**** Given data ****

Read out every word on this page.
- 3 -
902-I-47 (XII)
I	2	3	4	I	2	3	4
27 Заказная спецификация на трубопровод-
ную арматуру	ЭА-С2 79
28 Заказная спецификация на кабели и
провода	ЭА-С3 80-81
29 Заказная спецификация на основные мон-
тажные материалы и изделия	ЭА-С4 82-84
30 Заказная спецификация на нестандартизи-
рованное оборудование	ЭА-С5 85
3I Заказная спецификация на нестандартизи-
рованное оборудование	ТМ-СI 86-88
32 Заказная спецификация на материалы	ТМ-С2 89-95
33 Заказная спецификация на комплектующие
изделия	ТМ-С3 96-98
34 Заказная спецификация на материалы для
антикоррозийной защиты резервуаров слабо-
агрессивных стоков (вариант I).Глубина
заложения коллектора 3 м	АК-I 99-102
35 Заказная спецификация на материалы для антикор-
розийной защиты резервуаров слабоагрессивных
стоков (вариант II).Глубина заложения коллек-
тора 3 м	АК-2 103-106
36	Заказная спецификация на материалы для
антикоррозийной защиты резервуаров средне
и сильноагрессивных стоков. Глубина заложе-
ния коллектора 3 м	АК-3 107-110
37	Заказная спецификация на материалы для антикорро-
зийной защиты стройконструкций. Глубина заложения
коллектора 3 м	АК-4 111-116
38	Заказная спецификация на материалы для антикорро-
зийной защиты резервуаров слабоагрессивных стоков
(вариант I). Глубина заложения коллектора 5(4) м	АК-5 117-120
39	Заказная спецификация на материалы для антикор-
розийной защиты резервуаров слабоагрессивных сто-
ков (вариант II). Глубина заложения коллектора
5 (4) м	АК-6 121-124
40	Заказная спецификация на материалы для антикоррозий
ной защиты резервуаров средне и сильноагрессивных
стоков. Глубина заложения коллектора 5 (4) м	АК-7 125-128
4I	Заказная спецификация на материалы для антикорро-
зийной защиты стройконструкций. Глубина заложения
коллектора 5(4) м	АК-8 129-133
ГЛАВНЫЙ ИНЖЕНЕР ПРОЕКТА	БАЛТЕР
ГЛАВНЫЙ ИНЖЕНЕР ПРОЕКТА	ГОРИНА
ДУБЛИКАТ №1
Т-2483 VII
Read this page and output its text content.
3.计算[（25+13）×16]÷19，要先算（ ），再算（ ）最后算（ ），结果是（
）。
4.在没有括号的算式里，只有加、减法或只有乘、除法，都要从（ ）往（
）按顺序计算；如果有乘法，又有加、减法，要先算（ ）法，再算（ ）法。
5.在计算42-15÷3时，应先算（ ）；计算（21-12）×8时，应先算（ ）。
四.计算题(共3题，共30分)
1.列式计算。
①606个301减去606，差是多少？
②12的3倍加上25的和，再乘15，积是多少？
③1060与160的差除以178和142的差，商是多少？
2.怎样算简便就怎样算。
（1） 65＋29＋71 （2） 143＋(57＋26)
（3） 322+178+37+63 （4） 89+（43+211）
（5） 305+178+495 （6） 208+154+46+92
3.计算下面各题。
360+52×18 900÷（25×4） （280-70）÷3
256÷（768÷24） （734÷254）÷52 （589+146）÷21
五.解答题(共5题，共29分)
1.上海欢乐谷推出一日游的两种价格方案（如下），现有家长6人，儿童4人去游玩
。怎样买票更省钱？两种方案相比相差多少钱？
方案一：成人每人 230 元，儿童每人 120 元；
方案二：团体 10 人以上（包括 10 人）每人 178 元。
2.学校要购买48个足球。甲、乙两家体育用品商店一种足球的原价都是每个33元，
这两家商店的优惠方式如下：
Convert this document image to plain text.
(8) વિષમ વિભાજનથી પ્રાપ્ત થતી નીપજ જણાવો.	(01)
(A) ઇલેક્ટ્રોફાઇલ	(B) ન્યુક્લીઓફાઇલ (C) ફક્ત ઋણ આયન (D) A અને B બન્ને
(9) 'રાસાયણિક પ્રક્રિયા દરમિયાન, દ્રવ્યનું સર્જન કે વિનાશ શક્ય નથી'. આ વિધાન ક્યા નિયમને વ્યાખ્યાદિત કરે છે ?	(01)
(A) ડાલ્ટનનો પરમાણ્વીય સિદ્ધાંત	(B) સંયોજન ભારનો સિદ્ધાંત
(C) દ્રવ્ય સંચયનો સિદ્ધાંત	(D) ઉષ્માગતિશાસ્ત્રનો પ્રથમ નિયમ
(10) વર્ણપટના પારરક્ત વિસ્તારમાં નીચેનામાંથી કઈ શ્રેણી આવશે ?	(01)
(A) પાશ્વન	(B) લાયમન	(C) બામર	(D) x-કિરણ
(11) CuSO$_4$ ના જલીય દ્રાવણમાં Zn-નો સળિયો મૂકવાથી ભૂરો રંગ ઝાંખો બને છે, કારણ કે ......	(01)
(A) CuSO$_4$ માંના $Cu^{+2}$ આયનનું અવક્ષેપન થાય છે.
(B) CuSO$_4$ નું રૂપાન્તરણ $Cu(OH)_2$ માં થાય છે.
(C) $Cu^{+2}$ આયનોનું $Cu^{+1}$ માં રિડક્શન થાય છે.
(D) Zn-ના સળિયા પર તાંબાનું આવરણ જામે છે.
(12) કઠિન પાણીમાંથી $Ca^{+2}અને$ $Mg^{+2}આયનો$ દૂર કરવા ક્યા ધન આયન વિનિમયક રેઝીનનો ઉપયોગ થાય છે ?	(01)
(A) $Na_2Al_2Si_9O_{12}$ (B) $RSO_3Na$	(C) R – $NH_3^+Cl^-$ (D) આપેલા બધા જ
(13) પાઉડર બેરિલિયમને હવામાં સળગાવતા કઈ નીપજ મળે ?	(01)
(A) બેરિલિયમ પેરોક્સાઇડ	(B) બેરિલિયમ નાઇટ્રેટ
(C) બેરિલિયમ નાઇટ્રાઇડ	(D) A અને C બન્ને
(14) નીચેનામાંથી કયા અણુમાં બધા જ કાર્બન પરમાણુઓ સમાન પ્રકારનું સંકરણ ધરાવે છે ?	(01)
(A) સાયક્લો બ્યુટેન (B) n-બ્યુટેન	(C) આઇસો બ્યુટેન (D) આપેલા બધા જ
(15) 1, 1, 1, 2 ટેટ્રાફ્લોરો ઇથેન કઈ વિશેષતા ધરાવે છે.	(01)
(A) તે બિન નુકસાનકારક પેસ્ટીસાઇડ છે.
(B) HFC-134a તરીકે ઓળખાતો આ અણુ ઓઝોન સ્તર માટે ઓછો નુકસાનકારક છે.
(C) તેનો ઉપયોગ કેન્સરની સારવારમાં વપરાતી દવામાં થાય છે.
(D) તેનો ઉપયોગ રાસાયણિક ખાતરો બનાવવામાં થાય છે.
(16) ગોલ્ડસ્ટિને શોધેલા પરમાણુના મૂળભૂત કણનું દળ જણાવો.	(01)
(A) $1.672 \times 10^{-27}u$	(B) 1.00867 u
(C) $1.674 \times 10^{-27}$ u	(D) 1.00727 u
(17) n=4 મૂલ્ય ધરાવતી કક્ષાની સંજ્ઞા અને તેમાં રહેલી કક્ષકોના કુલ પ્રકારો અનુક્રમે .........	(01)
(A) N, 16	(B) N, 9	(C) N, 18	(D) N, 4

****

> Task description
A single figure is required: the number of lines above in which the word "this" occurs.

> Output
3